- _THE INPUT_:
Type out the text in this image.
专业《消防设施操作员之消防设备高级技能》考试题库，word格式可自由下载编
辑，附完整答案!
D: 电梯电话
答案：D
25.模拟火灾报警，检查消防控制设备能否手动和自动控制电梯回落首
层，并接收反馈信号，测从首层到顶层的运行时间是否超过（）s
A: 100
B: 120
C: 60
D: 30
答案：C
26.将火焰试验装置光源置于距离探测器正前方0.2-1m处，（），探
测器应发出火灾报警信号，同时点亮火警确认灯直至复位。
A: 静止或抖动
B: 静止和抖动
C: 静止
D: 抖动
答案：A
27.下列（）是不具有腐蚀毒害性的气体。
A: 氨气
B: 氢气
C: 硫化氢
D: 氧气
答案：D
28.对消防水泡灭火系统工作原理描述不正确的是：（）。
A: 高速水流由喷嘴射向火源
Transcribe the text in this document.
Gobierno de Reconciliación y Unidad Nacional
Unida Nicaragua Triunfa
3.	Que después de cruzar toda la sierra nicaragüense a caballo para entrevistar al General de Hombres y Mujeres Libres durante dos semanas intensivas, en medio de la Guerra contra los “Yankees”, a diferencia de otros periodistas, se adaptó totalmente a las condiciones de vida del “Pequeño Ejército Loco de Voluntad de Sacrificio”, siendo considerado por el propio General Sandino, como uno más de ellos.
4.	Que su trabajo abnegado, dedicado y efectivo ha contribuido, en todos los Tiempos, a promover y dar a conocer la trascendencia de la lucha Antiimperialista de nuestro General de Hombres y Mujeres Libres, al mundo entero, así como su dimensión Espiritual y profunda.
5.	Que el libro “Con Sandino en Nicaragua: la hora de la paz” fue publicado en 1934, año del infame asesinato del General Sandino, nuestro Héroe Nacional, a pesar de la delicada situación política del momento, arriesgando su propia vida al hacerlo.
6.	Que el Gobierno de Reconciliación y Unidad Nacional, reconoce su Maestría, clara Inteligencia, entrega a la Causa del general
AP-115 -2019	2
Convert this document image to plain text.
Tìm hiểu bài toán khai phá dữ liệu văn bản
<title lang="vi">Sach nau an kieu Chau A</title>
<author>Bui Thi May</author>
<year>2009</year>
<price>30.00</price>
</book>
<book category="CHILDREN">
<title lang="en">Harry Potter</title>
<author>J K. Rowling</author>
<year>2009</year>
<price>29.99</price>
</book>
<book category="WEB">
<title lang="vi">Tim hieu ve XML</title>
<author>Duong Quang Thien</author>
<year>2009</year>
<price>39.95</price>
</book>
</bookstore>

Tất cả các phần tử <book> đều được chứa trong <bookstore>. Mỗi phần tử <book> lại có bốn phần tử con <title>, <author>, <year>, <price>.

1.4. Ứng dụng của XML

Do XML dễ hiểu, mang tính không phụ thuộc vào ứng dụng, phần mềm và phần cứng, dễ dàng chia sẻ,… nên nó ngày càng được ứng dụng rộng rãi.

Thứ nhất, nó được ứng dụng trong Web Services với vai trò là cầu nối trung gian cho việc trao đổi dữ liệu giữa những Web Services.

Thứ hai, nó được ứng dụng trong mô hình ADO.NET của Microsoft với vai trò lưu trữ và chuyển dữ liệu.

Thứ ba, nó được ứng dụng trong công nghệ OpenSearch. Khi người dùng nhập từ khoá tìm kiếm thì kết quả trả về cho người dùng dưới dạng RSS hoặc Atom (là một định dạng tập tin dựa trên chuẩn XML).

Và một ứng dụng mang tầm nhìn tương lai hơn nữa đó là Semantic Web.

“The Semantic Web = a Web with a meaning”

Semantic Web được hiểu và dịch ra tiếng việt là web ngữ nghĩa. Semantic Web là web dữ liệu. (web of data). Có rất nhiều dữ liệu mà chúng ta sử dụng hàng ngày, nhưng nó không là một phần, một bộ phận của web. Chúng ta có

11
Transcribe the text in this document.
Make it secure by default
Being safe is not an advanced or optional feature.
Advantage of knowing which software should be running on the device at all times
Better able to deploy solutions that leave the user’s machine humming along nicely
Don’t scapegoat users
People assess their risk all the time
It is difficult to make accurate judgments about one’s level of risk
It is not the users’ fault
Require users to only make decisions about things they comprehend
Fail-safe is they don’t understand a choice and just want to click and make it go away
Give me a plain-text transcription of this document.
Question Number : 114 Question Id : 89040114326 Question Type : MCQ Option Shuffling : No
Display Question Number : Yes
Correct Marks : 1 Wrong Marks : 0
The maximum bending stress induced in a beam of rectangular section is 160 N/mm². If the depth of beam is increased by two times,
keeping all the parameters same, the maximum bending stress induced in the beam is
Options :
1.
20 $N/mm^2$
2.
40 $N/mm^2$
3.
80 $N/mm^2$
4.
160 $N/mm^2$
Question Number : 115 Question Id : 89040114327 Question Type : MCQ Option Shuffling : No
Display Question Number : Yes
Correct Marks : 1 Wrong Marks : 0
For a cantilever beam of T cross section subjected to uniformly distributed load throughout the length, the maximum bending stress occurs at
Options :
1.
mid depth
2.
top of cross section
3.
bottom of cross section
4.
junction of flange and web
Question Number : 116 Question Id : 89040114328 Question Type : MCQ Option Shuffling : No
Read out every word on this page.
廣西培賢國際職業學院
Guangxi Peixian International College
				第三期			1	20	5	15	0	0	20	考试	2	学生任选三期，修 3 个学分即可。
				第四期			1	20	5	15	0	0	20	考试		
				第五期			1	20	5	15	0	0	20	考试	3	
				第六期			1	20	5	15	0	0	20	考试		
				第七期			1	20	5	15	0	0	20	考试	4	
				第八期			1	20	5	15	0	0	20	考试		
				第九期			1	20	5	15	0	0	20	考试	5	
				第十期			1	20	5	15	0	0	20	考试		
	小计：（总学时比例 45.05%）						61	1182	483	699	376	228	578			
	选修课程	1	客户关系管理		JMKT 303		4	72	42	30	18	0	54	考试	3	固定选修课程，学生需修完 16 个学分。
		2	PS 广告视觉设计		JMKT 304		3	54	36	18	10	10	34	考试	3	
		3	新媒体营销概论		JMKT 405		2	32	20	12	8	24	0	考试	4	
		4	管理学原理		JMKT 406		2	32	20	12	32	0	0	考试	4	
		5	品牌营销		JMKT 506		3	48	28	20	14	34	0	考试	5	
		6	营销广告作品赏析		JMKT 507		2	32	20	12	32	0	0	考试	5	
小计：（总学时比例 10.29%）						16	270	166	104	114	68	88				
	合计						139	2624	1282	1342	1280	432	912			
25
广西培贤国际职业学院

- _INSTRUCTION_: Repeat the records above exactly as they appear.

- _ANSWER IN FULL_:
Type out the text in this image.
专业《消防设施操作员之消防设备高级技能》考试题库，word格式可自由下载编
辑，附完整答案!
D: 电梯电话
答案：D
25.模拟火灾报警，检查消防控制设备能否手动和自动控制电梯回落首
层，并接收反馈信号，测从首层到顶层的运行时间是否超过（）s
A: 100
B: 120
C: 60
D: 30
答案：C
26.将火焰试验装置光源置于距离探测器正前方0.2-1m处，（），探
测器应发出火灾报警信号，同时点亮火警确认灯直至复位。
A: 静止或抖动
B: 静止和抖动
C: 静止
D: 抖动
答案：A
27.下列（）是不具有腐蚀毒害性的气体。
A: 氨气
B: 氢气
C: 硫化氢
D: 氧气
答案：D
28.对消防水泡灭火系统工作原理描述不正确的是：（）。
A: 高速水流由喷嘴射向火源
Transcribe the text in this document.
Gobierno de Reconciliación y Unidad Nacional
Unida Nicaragua Triunfa
3.	Que después de cruzar toda la sierra nicaragüense a caballo para entrevistar al General de Hombres y Mujeres Libres durante dos semanas intensivas, en medio de la Guerra contra los “Yankees”, a diferencia de otros periodistas, se adaptó totalmente a las condiciones de vida del “Pequeño Ejército Loco de Voluntad de Sacrificio”, siendo considerado por el propio General Sandino, como uno más de ellos.
4.	Que su trabajo abnegado, dedicado y efectivo ha contribuido, en todos los Tiempos, a promover y dar a conocer la trascendencia de la lucha Antiimperialista de nuestro General de Hombres y Mujeres Libres, al mundo entero, así como su dimensión Espiritual y profunda.
5.	Que el libro “Con Sandino en Nicaragua: la hora de la paz” fue publicado en 1934, año del infame asesinato del General Sandino, nuestro Héroe Nacional, a pesar de la delicada situación política del momento, arriesgando su propia vida al hacerlo.
6.	Que el Gobierno de Reconciliación y Unidad Nacional, reconoce su Maestría, clara Inteligencia, entrega a la Causa del general
AP-115 -2019	2
Convert this document image to plain text.
Tìm hiểu bài toán khai phá dữ liệu văn bản
<title lang="vi">Sach nau an kieu Chau A</title>
<author>Bui Thi May</author>
<year>2009</year>
<price>30.00</price>
</book>
<book category="CHILDREN">
<title lang="en">Harry Potter</title>
<author>J K. Rowling</author>
<year>2009</year>
<price>29.99</price>
</book>
<book category="WEB">
<title lang="vi">Tim hieu ve XML</title>
<author>Duong Quang Thien</author>
<year>2009</year>
<price>39.95</price>
</book>
</bookstore>

Tất cả các phần tử <book> đều được chứa trong <bookstore>. Mỗi phần tử <book> lại có bốn phần tử con <title>, <author>, <year>, <price>.

1.4. Ứng dụng của XML

Do XML dễ hiểu, mang tính không phụ thuộc vào ứng dụng, phần mềm và phần cứng, dễ dàng chia sẻ,… nên nó ngày càng được ứng dụng rộng rãi.

Thứ nhất, nó được ứng dụng trong Web Services với vai trò là cầu nối trung gian cho việc trao đổi dữ liệu giữa những Web Services.

Thứ hai, nó được ứng dụng trong mô hình ADO.NET của Microsoft với vai trò lưu trữ và chuyển dữ liệu.

Thứ ba, nó được ứng dụng trong công nghệ OpenSearch. Khi người dùng nhập từ khoá tìm kiếm thì kết quả trả về cho người dùng dưới dạng RSS hoặc Atom (là một định dạng tập tin dựa trên chuẩn XML).

Và một ứng dụng mang tầm nhìn tương lai hơn nữa đó là Semantic Web.

“The Semantic Web = a Web with a meaning”

Semantic Web được hiểu và dịch ra tiếng việt là web ngữ nghĩa. Semantic Web là web dữ liệu. (web of data). Có rất nhiều dữ liệu mà chúng ta sử dụng hàng ngày, nhưng nó không là một phần, một bộ phận của web. Chúng ta có

11
Transcribe the text in this document.
Make it secure by default
Being safe is not an advanced or optional feature.
Advantage of knowing which software should be running on the device at all times
Better able to deploy solutions that leave the user’s machine humming along nicely
Don’t scapegoat users
People assess their risk all the time
It is difficult to make accurate judgments about one’s level of risk
It is not the users’ fault
Require users to only make decisions about things they comprehend
Fail-safe is they don’t understand a choice and just want to click and make it go away
Give me a plain-text transcription of this document.
Question Number : 114 Question Id : 89040114326 Question Type : MCQ Option Shuffling : No
Display Question Number : Yes
Correct Marks : 1 Wrong Marks : 0
The maximum bending stress induced in a beam of rectangular section is 160 N/mm². If the depth of beam is increased by two times,
keeping all the parameters same, the maximum bending stress induced in the beam is
Options :
1.
20 $N/mm^2$
2.
40 $N/mm^2$
3.
80 $N/mm^2$
4.
160 $N/mm^2$
Question Number : 115 Question Id : 89040114327 Question Type : MCQ Option Shuffling : No
Display Question Number : Yes
Correct Marks : 1 Wrong Marks : 0
For a cantilever beam of T cross section subjected to uniformly distributed load throughout the length, the maximum bending stress occurs at
Options :
1.
mid depth
2.
top of cross section
3.
bottom of cross section
4.
junction of flange and web
Question Number : 116 Question Id : 89040114328 Question Type : MCQ Option Shuffling : No
Read out every word on this page.
廣西培賢國際職業學院
Guangxi Peixian International College
				第三期			1	20	5	15	0	0	20	考试	2	学生任选三期，修 3 个学分即可。
				第四期			1	20	5	15	0	0	20	考试		
				第五期			1	20	5	15	0	0	20	考试	3	
				第六期			1	20	5	15	0	0	20	考试		
				第七期			1	20	5	15	0	0	20	考试	4	
				第八期			1	20	5	15	0	0	20	考试		
				第九期			1	20	5	15	0	0	20	考试	5	
				第十期			1	20	5	15	0	0	20	考试		
	小计：（总学时比例 45.05%）						61	1182	483	699	376	228	578			
	选修课程	1	客户关系管理		JMKT 303		4	72	42	30	18	0	54	考试	3	固定选修课程，学生需修完 16 个学分。
		2	PS 广告视觉设计		JMKT 304		3	54	36	18	10	10	34	考试	3	
		3	新媒体营销概论		JMKT 405		2	32	20	12	8	24	0	考试	4	
		4	管理学原理		JMKT 406		2	32	20	12	32	0	0	考试	4	
		5	品牌营销		JMKT 506		3	48	28	20	14	34	0	考试	5	
		6	营销广告作品赏析		JMKT 507		2	32	20	12	32	0	0	考试	5	
小计：（总学时比例 10.29%）						16	270	166	104	114	68	88				
	合计						139	2624	1282	1342	1280	432	912			
25
广西培贤国际职业学院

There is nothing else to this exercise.